Source data
## Begin

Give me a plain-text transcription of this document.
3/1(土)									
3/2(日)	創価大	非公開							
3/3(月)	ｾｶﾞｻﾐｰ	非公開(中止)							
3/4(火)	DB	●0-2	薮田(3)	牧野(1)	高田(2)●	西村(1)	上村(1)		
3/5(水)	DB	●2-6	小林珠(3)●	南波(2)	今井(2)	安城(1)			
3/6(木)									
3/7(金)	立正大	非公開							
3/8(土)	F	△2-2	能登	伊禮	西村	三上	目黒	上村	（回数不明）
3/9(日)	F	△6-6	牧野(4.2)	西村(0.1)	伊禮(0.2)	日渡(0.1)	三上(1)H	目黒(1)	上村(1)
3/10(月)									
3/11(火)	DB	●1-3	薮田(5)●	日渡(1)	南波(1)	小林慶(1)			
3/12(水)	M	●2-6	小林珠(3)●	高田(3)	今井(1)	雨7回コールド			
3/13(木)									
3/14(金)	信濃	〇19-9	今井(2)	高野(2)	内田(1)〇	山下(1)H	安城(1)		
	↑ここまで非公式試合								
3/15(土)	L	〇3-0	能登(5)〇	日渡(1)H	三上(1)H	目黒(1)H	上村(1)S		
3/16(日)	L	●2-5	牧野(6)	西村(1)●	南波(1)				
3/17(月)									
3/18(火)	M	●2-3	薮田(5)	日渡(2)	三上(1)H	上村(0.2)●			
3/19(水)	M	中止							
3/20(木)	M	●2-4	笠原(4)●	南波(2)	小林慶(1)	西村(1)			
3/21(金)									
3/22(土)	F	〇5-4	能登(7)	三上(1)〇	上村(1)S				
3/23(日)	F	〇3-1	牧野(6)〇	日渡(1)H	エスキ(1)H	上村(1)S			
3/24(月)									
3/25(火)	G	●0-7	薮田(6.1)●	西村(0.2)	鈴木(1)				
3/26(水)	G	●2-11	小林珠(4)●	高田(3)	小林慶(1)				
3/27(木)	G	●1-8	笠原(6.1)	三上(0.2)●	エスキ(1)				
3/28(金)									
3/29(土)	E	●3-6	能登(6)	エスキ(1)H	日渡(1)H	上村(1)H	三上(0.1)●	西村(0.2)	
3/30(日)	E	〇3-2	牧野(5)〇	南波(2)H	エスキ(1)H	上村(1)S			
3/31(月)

## End
## Begin

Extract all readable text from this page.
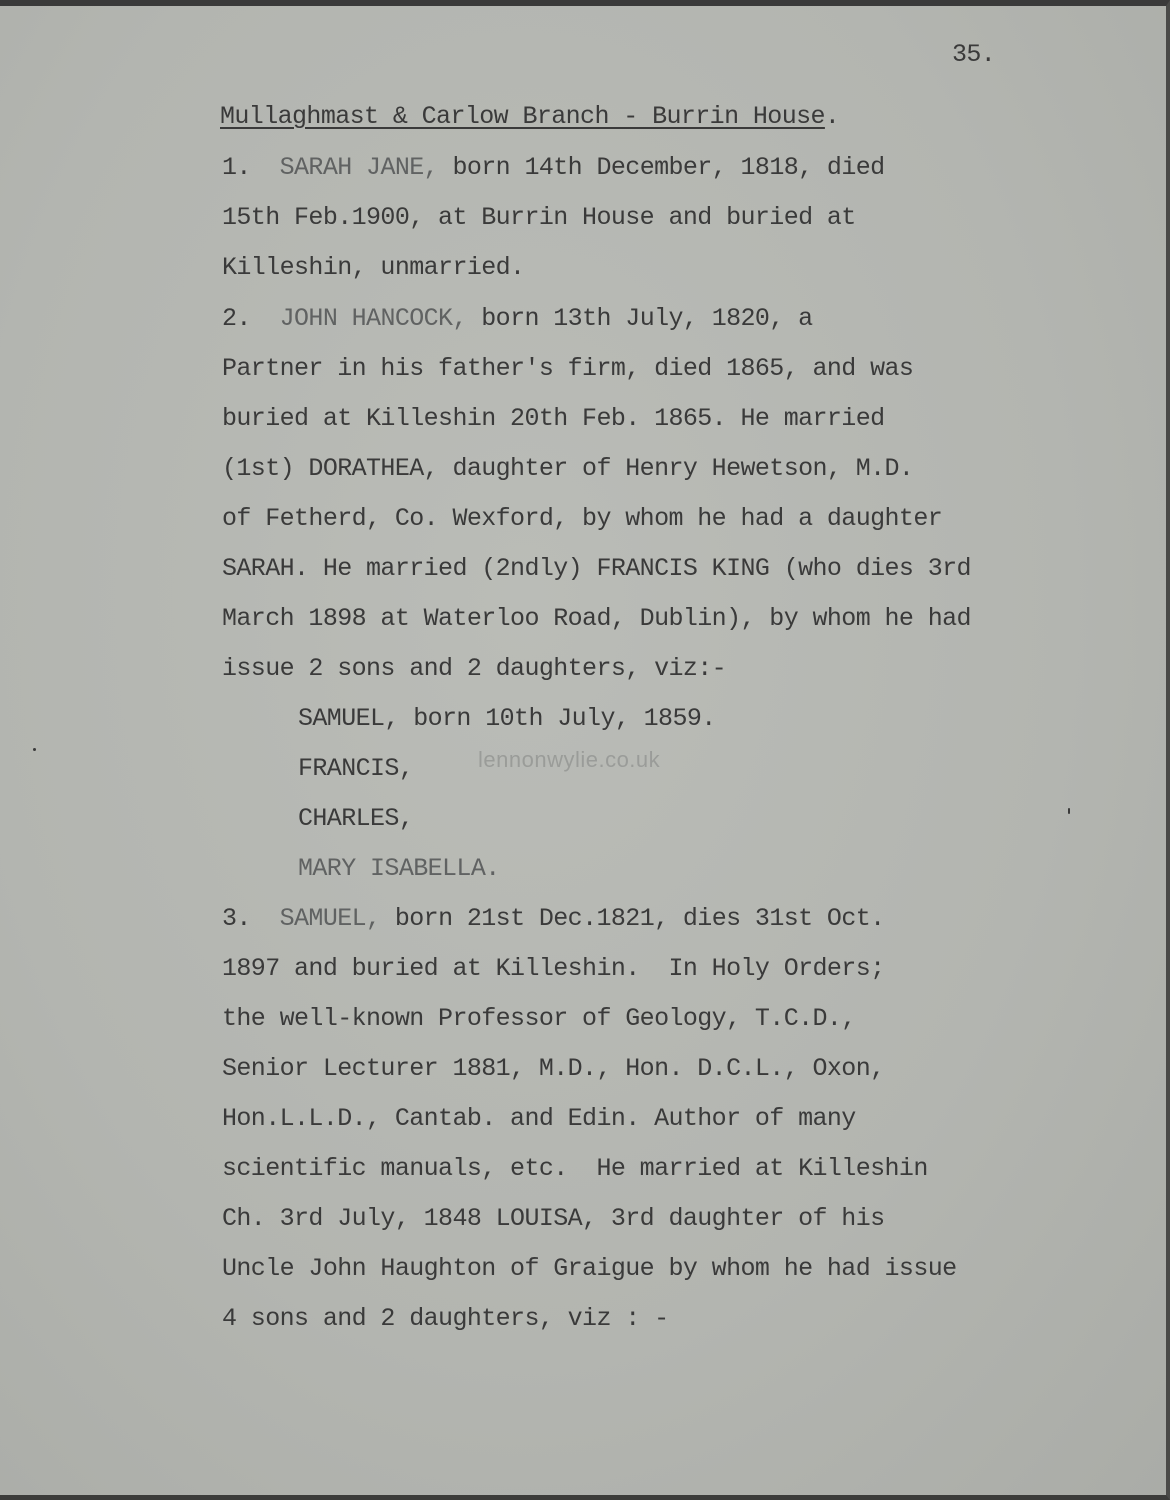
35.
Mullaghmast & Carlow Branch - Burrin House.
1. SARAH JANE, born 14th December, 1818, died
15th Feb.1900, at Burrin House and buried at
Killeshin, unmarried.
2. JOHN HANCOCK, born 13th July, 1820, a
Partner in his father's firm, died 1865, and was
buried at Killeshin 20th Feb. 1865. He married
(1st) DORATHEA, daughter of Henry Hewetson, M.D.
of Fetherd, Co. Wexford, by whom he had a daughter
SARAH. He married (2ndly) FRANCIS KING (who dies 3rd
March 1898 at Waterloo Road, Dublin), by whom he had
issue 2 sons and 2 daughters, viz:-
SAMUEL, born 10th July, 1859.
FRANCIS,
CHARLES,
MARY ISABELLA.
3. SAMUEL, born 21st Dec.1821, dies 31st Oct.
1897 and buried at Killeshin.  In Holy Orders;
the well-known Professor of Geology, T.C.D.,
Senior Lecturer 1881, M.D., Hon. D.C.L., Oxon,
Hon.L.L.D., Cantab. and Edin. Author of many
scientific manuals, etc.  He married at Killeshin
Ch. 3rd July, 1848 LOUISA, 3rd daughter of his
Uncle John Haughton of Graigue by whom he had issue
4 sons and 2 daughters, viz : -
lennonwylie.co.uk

## End
## Begin

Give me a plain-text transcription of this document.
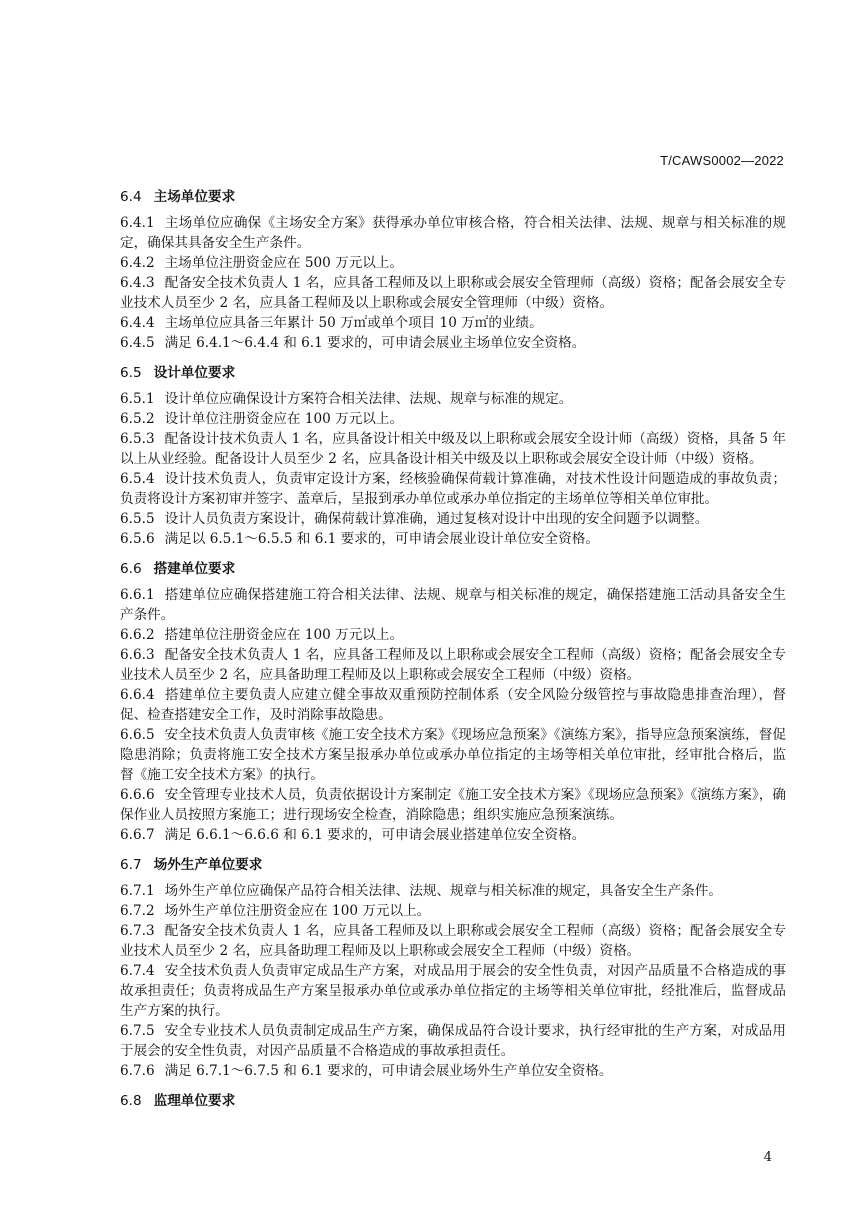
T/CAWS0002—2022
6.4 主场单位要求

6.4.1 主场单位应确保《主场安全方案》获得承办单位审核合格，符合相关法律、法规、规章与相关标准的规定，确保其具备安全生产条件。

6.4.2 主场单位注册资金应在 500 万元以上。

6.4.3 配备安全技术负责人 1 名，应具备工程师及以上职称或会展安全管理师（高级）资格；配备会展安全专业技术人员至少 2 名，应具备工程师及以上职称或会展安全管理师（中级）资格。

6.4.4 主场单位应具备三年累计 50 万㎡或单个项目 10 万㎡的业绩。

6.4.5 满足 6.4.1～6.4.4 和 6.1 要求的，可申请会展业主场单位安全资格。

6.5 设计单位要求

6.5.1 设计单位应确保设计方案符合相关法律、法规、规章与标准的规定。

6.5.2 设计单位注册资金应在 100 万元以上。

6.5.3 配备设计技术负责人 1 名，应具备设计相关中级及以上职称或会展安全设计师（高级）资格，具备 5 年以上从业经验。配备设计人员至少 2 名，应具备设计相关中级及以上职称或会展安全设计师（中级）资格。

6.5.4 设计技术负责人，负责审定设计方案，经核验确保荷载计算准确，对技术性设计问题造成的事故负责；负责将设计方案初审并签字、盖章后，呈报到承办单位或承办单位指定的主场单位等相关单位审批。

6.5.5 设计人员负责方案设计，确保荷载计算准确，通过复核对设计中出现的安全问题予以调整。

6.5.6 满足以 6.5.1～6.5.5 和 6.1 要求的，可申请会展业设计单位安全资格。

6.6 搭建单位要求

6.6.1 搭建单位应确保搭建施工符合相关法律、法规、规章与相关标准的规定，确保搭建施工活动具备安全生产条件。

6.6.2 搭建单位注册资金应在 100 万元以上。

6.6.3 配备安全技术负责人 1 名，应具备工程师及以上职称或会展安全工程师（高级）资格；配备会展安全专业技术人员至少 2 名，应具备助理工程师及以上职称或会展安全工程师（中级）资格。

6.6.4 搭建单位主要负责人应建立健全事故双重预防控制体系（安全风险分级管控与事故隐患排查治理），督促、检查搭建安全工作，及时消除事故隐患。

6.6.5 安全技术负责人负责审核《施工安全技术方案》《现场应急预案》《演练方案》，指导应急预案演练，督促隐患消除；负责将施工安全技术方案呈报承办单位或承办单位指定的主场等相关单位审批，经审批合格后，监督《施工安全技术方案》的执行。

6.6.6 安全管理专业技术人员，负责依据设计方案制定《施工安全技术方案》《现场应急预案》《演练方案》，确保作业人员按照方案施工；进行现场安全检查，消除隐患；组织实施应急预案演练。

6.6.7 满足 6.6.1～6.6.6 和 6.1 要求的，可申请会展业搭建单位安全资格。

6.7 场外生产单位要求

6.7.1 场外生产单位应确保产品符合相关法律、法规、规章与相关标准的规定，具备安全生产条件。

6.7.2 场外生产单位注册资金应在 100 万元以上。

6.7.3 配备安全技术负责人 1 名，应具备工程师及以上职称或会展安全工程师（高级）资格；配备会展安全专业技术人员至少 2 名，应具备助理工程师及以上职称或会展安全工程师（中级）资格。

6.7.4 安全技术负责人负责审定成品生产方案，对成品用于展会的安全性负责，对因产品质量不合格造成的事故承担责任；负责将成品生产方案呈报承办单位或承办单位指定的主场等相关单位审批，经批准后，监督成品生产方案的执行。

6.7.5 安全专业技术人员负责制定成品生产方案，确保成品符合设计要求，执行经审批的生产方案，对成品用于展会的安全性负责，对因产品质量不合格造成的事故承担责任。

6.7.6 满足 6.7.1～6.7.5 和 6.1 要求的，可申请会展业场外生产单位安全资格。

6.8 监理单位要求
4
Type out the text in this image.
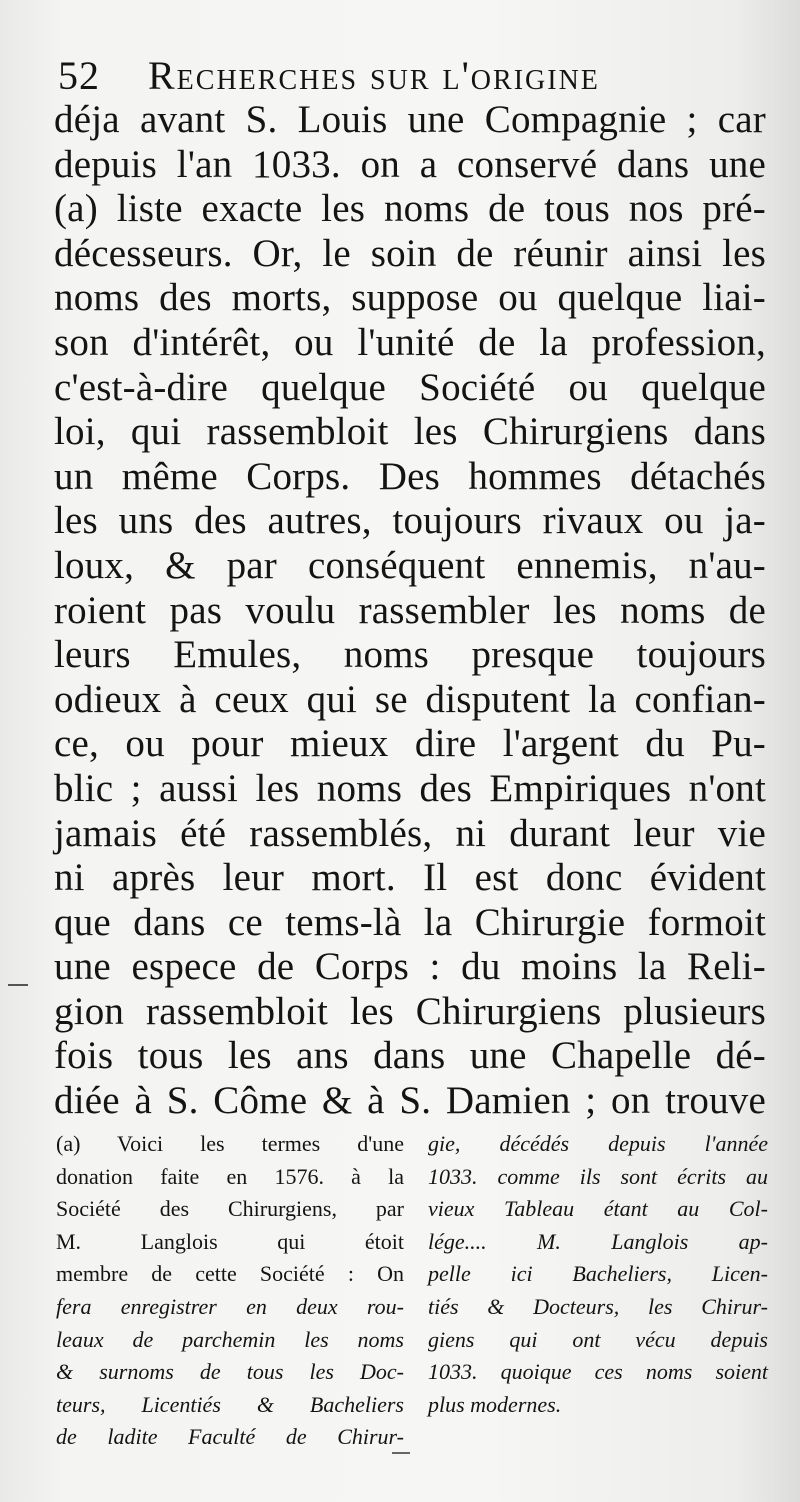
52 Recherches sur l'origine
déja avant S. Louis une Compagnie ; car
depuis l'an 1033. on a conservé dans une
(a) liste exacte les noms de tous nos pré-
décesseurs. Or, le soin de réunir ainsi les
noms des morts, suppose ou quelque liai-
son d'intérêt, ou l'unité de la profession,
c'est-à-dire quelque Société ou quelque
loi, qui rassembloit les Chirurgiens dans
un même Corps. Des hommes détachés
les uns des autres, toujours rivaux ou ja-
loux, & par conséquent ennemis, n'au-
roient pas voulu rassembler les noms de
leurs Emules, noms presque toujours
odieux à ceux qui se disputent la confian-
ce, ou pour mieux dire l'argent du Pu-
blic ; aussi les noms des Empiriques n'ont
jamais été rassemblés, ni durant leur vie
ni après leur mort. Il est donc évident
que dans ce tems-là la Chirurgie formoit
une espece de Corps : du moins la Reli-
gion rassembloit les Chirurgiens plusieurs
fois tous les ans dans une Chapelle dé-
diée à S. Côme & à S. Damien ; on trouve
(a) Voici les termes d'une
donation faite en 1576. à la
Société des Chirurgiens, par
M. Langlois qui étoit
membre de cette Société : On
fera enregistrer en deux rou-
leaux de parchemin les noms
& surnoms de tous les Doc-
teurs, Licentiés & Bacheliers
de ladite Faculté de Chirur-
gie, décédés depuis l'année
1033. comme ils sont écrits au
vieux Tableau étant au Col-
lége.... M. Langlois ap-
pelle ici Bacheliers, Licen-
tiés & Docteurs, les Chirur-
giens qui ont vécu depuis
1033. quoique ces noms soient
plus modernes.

## End

*What the task asks:* Copy each line of the records containing the string "SAMUEL".

*Answer below:*
SAMUEL, born 10th July, 1859.
3. SAMUEL, born 21st Dec.1821, dies 31st Oct.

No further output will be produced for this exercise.